What to produce
Return all of the entries exactly, with nothing added or left out.
>> START Records supplied
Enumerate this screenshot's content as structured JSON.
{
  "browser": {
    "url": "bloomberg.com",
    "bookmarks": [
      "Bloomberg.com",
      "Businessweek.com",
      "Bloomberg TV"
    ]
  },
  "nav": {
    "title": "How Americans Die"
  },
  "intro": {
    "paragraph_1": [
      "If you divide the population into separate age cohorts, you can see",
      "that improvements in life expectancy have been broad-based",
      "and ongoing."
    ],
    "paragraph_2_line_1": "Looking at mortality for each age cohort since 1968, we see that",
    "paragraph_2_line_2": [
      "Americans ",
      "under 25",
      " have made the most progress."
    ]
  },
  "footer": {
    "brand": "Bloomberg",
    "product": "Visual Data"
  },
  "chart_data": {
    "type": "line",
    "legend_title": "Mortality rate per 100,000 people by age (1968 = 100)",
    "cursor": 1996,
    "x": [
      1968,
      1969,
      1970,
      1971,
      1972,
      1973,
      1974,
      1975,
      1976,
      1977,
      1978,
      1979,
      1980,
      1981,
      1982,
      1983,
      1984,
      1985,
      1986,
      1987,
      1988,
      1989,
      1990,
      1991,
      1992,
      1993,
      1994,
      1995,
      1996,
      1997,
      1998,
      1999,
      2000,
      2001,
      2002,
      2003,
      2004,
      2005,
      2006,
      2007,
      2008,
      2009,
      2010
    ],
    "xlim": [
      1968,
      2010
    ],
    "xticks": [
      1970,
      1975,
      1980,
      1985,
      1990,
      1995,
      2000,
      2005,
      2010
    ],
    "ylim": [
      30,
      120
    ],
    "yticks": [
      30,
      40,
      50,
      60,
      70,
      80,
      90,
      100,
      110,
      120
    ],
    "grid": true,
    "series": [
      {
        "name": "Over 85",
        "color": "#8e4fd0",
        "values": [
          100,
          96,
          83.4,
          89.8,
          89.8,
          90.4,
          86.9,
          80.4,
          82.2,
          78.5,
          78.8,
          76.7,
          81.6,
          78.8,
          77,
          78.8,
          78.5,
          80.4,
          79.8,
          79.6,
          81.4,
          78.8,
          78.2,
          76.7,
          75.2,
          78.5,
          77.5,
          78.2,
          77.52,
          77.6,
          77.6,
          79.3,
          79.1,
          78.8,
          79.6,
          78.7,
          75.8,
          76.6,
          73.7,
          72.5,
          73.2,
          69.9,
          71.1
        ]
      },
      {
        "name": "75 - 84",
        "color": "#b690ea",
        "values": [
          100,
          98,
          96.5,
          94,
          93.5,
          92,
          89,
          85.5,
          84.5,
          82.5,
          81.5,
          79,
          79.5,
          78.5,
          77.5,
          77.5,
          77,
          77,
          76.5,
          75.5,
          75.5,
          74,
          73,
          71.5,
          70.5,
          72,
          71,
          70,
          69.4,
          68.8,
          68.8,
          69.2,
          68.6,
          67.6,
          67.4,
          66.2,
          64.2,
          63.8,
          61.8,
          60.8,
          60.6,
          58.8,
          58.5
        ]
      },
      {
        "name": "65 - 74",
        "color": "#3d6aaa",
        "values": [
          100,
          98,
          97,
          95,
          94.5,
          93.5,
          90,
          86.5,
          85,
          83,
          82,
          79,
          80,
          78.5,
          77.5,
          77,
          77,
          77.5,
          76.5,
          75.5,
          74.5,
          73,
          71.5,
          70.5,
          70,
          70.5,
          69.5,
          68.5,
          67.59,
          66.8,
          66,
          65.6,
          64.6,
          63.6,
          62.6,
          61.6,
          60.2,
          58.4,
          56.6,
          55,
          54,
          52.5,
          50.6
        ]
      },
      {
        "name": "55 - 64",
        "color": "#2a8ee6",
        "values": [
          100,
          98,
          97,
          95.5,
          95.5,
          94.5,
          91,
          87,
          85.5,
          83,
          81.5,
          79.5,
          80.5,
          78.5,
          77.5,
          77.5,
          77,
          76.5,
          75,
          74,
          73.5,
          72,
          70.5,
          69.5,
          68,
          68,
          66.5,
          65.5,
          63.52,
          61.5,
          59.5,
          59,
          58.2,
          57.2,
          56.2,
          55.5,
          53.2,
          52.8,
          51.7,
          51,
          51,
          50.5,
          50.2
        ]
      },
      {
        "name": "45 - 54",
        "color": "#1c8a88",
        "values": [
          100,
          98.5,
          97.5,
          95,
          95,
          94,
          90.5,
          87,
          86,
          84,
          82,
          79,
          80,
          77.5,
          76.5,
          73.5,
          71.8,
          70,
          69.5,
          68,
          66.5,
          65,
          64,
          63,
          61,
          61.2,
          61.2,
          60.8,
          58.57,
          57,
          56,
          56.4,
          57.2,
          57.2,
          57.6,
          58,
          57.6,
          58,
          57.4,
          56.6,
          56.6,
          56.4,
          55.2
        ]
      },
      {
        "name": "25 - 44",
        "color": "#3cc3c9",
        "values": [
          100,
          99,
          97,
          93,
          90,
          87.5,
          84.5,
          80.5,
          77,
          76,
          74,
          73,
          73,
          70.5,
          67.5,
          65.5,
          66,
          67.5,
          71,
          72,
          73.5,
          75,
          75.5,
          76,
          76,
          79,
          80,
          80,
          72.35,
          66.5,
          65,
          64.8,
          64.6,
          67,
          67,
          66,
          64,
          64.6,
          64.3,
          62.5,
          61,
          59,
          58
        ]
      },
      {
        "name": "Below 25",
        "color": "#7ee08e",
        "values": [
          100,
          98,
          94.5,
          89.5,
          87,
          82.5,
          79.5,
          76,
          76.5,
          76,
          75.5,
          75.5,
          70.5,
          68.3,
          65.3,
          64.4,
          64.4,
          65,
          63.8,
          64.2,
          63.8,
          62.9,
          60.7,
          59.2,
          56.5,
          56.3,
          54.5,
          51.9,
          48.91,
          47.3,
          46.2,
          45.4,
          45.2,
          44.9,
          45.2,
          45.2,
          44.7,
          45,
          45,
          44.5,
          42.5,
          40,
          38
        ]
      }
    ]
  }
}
>> END Records supplied
Solution
Enumerate this screenshot's content as structured JSON.
{
  "browser": {
    "url": "bloomberg.com",
    "bookmarks": [
      "Bloomberg.com",
      "Businessweek.com",
      "Bloomberg TV"
    ]
  },
  "nav": {
    "title": "How Americans Die"
  },
  "intro": {
    "paragraph_1": [
      "If you divide the population into separate age cohorts, you can see",
      "that improvements in life expectancy have been broad-based",
      "and ongoing."
    ],
    "paragraph_2_line_1": "Looking at mortality for each age cohort since 1968, we see that",
    "paragraph_2_line_2": [
      "Americans ",
      "under 25",
      " have made the most progress."
    ]
  },
  "footer": {
    "brand": "Bloomberg",
    "product": "Visual Data"
  },
  "chart_data": {
    "type": "line",
    "legend_title": "Mortality rate per 100,000 people by age (1968 = 100)",
    "cursor": 1996,
    "x": [
      1968,
      1969,
      1970,
      1971,
      1972,
      1973,
      1974,
      1975,
      1976,
      1977,
      1978,
      1979,
      1980,
      1981,
      1982,
      1983,
      1984,
      1985,
      1986,
      1987,
      1988,
      1989,
      1990,
      1991,
      1992,
      1993,
      1994,
      1995,
      1996,
      1997,
      1998,
      1999,
      2000,
      2001,
      2002,
      2003,
      2004,
      2005,
      2006,
      2007,
      2008,
      2009,
      2010
    ],
    "xlim": [
      1968,
      2010
    ],
    "xticks": [
      1970,
      1975,
      1980,
      1985,
      1990,
      1995,
      2000,
      2005,
      2010
    ],
    "ylim": [
      30,
      120
    ],
    "yticks": [
      30,
      40,
      50,
      60,
      70,
      80,
      90,
      100,
      110,
      120
    ],
    "grid": true,
    "series": [
      {
        "name": "Over 85",
        "color": "#8e4fd0",
        "values": [
          100,
          96,
          83.4,
          89.8,
          89.8,
          90.4,
          86.9,
          80.4,
          82.2,
          78.5,
          78.8,
          76.7,
          81.6,
          78.8,
          77,
          78.8,
          78.5,
          80.4,
          79.8,
          79.6,
          81.4,
          78.8,
          78.2,
          76.7,
          75.2,
          78.5,
          77.5,
          78.2,
          77.52,
          77.6,
          77.6,
          79.3,
          79.1,
          78.8,
          79.6,
          78.7,
          75.8,
          76.6,
          73.7,
          72.5,
          73.2,
          69.9,
          71.1
        ]
      },
      {
        "name": "75 - 84",
        "color": "#b690ea",
        "values": [
          100,
          98,
          96.5,
          94,
          93.5,
          92,
          89,
          85.5,
          84.5,
          82.5,
          81.5,
          79,
          79.5,
          78.5,
          77.5,
          77.5,
          77,
          77,
          76.5,
          75.5,
          75.5,
          74,
          73,
          71.5,
          70.5,
          72,
          71,
          70,
          69.4,
          68.8,
          68.8,
          69.2,
          68.6,
          67.6,
          67.4,
          66.2,
          64.2,
          63.8,
          61.8,
          60.8,
          60.6,
          58.8,
          58.5
        ]
      },
      {
        "name": "65 - 74",
        "color": "#3d6aaa",
        "values": [
          100,
          98,
          97,
          95,
          94.5,
          93.5,
          90,
          86.5,
          85,
          83,
          82,
          79,
          80,
          78.5,
          77.5,
          77,
          77,
          77.5,
          76.5,
          75.5,
          74.5,
          73,
          71.5,
          70.5,
          70,
          70.5,
          69.5,
          68.5,
          67.59,
          66.8,
          66,
          65.6,
          64.6,
          63.6,
          62.6,
          61.6,
          60.2,
          58.4,
          56.6,
          55,
          54,
          52.5,
          50.6
        ]
      },
      {
        "name": "55 - 64",
        "color": "#2a8ee6",
        "values": [
          100,
          98,
          97,
          95.5,
          95.5,
          94.5,
          91,
          87,
          85.5,
          83,
          81.5,
          79.5,
          80.5,
          78.5,
          77.5,
          77.5,
          77,
          76.5,
          75,
          74,
          73.5,
          72,
          70.5,
          69.5,
          68,
          68,
          66.5,
          65.5,
          63.52,
          61.5,
          59.5,
          59,
          58.2,
          57.2,
          56.2,
          55.5,
          53.2,
          52.8,
          51.7,
          51,
          51,
          50.5,
          50.2
        ]
      },
      {
        "name": "45 - 54",
        "color": "#1c8a88",
        "values": [
          100,
          98.5,
          97.5,
          95,
          95,
          94,
          90.5,
          87,
          86,
          84,
          82,
          79,
          80,
          77.5,
          76.5,
          73.5,
          71.8,
          70,
          69.5,
          68,
          66.5,
          65,
          64,
          63,
          61,
          61.2,
          61.2,
          60.8,
          58.57,
          57,
          56,
          56.4,
          57.2,
          57.2,
          57.6,
          58,
          57.6,
          58,
          57.4,
          56.6,
          56.6,
          56.4,
          55.2
        ]
      },
      {
        "name": "25 - 44",
        "color": "#3cc3c9",
        "values": [
          100,
          99,
          97,
          93,
          90,
          87.5,
          84.5,
          80.5,
          77,
          76,
          74,
          73,
          73,
          70.5,
          67.5,
          65.5,
          66,
          67.5,
          71,
          72,
          73.5,
          75,
          75.5,
          76,
          76,
          79,
          80,
          80,
          72.35,
          66.5,
          65,
          64.8,
          64.6,
          67,
          67,
          66,
          64,
          64.6,
          64.3,
          62.5,
          61,
          59,
          58
        ]
      },
      {
        "name": "Below 25",
        "color": "#7ee08e",
        "values": [
          100,
          98,
          94.5,
          89.5,
          87,
          82.5,
          79.5,
          76,
          76.5,
          76,
          75.5,
          75.5,
          70.5,
          68.3,
          65.3,
          64.4,
          64.4,
          65,
          63.8,
          64.2,
          63.8,
          62.9,
          60.7,
          59.2,
          56.5,
          56.3,
          54.5,
          51.9,
          48.91,
          47.3,
          46.2,
          45.4,
          45.2,
          44.9,
          45.2,
          45.2,
          44.7,
          45,
          45,
          44.5,
          42.5,
          40,
          38
        ]
      }
    ]
  }
}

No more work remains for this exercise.